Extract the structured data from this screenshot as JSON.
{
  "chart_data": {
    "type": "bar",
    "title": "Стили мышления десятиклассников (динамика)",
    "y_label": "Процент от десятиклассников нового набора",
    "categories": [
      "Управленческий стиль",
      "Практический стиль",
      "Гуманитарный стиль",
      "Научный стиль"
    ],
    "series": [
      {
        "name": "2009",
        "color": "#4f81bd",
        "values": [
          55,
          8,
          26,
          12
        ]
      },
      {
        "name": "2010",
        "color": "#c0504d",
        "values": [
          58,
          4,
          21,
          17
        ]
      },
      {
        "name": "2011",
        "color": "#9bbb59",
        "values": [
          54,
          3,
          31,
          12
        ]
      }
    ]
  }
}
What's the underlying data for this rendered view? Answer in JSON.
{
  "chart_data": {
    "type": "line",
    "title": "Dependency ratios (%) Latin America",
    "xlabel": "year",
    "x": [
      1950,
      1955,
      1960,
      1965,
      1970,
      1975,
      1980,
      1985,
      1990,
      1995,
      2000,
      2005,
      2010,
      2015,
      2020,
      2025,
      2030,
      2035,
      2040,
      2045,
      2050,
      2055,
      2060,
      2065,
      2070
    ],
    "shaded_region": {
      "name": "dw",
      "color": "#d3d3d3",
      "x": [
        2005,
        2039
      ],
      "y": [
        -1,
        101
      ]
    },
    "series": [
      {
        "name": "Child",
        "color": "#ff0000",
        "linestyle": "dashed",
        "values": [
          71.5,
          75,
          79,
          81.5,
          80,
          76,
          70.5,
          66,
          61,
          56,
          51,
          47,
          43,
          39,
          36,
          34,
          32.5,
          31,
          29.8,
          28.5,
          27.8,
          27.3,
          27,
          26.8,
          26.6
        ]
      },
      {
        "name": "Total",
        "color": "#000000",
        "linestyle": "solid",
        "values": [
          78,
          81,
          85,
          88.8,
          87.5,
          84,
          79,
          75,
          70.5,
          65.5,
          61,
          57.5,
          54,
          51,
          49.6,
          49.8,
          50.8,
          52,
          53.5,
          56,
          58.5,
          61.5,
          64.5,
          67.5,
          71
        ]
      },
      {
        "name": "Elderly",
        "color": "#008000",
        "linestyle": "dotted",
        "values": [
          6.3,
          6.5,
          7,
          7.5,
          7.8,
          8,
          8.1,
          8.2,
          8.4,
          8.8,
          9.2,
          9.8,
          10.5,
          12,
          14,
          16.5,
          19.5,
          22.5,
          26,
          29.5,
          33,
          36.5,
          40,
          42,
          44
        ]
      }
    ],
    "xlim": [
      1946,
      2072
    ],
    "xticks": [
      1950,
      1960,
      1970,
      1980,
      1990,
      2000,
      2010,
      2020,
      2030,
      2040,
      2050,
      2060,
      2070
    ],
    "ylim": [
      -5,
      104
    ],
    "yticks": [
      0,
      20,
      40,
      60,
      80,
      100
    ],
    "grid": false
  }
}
-------------------------
| Directions |
Copy all the entries verbatim.

| Output of the task |
Extract the structured data from this screenshot as JSON.
{
  "chart_data": {
    "type": "bar",
    "title": "Стили мышления десятиклассников (динамика)",
    "y_label": "Процент от десятиклассников нового набора",
    "categories": [
      "Управленческий стиль",
      "Практический стиль",
      "Гуманитарный стиль",
      "Научный стиль"
    ],
    "series": [
      {
        "name": "2009",
        "color": "#4f81bd",
        "values": [
          55,
          8,
          26,
          12
        ]
      },
      {
        "name": "2010",
        "color": "#c0504d",
        "values": [
          58,
          4,
          21,
          17
        ]
      },
      {
        "name": "2011",
        "color": "#9bbb59",
        "values": [
          54,
          3,
          31,
          12
        ]
      }
    ]
  }
}
What's the underlying data for this rendered view? Answer in JSON.
{
  "chart_data": {
    "type": "line",
    "title": "Dependency ratios (%) Latin America",
    "xlabel": "year",
    "x": [
      1950,
      1955,
      1960,
      1965,
      1970,
      1975,
      1980,
      1985,
      1990,
      1995,
      2000,
      2005,
      2010,
      2015,
      2020,
      2025,
      2030,
      2035,
      2040,
      2045,
      2050,
      2055,
      2060,
      2065,
      2070
    ],
    "shaded_region": {
      "name": "dw",
      "color": "#d3d3d3",
      "x": [
        2005,
        2039
      ],
      "y": [
        -1,
        101
      ]
    },
    "series": [
      {
        "name": "Child",
        "color": "#ff0000",
        "linestyle": "dashed",
        "values": [
          71.5,
          75,
          79,
          81.5,
          80,
          76,
          70.5,
          66,
          61,
          56,
          51,
          47,
          43,
          39,
          36,
          34,
          32.5,
          31,
          29.8,
          28.5,
          27.8,
          27.3,
          27,
          26.8,
          26.6
        ]
      },
      {
        "name": "Total",
        "color": "#000000",
        "linestyle": "solid",
        "values": [
          78,
          81,
          85,
          88.8,
          87.5,
          84,
          79,
          75,
          70.5,
          65.5,
          61,
          57.5,
          54,
          51,
          49.6,
          49.8,
          50.8,
          52,
          53.5,
          56,
          58.5,
          61.5,
          64.5,
          67.5,
          71
        ]
      },
      {
        "name": "Elderly",
        "color": "#008000",
        "linestyle": "dotted",
        "values": [
          6.3,
          6.5,
          7,
          7.5,
          7.8,
          8,
          8.1,
          8.2,
          8.4,
          8.8,
          9.2,
          9.8,
          10.5,
          12,
          14,
          16.5,
          19.5,
          22.5,
          26,
          29.5,
          33,
          36.5,
          40,
          42,
          44
        ]
      }
    ],
    "xlim": [
      1946,
      2072
    ],
    "xticks": [
      1950,
      1960,
      1970,
      1980,
      1990,
      2000,
      2010,
      2020,
      2030,
      2040,
      2050,
      2060,
      2070
    ],
    "ylim": [
      -5,
      104
    ],
    "yticks": [
      0,
      20,
      40,
      60,
      80,
      100
    ],
    "grid": false
  }
}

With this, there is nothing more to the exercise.